(Saved data entries)
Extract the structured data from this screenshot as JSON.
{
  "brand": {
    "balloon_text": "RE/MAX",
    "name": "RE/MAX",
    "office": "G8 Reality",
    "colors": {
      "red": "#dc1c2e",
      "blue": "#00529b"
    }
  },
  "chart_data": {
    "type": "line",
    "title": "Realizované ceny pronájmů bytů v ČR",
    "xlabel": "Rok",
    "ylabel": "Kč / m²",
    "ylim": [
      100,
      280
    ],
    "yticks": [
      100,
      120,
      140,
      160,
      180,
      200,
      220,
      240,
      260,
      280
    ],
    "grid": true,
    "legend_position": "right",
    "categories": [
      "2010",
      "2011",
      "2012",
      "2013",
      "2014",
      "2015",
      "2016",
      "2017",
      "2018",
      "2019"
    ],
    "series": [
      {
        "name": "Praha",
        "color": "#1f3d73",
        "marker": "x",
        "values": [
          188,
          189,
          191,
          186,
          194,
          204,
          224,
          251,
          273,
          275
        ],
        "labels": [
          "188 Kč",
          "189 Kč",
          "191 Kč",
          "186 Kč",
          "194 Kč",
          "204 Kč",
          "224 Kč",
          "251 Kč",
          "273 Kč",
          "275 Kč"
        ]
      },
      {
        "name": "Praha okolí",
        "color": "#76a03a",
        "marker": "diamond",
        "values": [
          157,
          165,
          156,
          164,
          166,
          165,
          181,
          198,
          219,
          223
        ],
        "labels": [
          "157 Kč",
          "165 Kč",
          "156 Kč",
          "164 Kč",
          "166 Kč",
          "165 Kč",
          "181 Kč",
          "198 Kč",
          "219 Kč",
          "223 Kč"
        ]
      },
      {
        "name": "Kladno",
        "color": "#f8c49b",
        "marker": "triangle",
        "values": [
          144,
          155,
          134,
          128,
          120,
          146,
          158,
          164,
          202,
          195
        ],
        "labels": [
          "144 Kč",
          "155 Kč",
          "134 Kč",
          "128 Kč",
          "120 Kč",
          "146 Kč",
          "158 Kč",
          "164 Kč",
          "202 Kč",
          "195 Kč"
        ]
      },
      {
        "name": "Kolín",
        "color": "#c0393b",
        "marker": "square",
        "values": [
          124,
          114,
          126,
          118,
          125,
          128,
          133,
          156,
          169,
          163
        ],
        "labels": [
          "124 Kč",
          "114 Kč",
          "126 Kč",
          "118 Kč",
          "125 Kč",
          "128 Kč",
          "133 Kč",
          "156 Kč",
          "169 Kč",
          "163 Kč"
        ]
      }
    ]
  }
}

**WHAT TO DO:**
Working from the material above, retype it in its entirety without change.

**ANSWER FOR THIS EXERCISE:**
Extract the structured data from this screenshot as JSON.
{
  "brand": {
    "balloon_text": "RE/MAX",
    "name": "RE/MAX",
    "office": "G8 Reality",
    "colors": {
      "red": "#dc1c2e",
      "blue": "#00529b"
    }
  },
  "chart_data": {
    "type": "line",
    "title": "Realizované ceny pronájmů bytů v ČR",
    "xlabel": "Rok",
    "ylabel": "Kč / m²",
    "ylim": [
      100,
      280
    ],
    "yticks": [
      100,
      120,
      140,
      160,
      180,
      200,
      220,
      240,
      260,
      280
    ],
    "grid": true,
    "legend_position": "right",
    "categories": [
      "2010",
      "2011",
      "2012",
      "2013",
      "2014",
      "2015",
      "2016",
      "2017",
      "2018",
      "2019"
    ],
    "series": [
      {
        "name": "Praha",
        "color": "#1f3d73",
        "marker": "x",
        "values": [
          188,
          189,
          191,
          186,
          194,
          204,
          224,
          251,
          273,
          275
        ],
        "labels": [
          "188 Kč",
          "189 Kč",
          "191 Kč",
          "186 Kč",
          "194 Kč",
          "204 Kč",
          "224 Kč",
          "251 Kč",
          "273 Kč",
          "275 Kč"
        ]
      },
      {
        "name": "Praha okolí",
        "color": "#76a03a",
        "marker": "diamond",
        "values": [
          157,
          165,
          156,
          164,
          166,
          165,
          181,
          198,
          219,
          223
        ],
        "labels": [
          "157 Kč",
          "165 Kč",
          "156 Kč",
          "164 Kč",
          "166 Kč",
          "165 Kč",
          "181 Kč",
          "198 Kč",
          "219 Kč",
          "223 Kč"
        ]
      },
      {
        "name": "Kladno",
        "color": "#f8c49b",
        "marker": "triangle",
        "values": [
          144,
          155,
          134,
          128,
          120,
          146,
          158,
          164,
          202,
          195
        ],
        "labels": [
          "144 Kč",
          "155 Kč",
          "134 Kč",
          "128 Kč",
          "120 Kč",
          "146 Kč",
          "158 Kč",
          "164 Kč",
          "202 Kč",
          "195 Kč"
        ]
      },
      {
        "name": "Kolín",
        "color": "#c0393b",
        "marker": "square",
        "values": [
          124,
          114,
          126,
          118,
          125,
          128,
          133,
          156,
          169,
          163
        ],
        "labels": [
          "124 Kč",
          "114 Kč",
          "126 Kč",
          "118 Kč",
          "125 Kč",
          "128 Kč",
          "133 Kč",
          "156 Kč",
          "169 Kč",
          "163 Kč"
        ]
      }
    ]
  }
}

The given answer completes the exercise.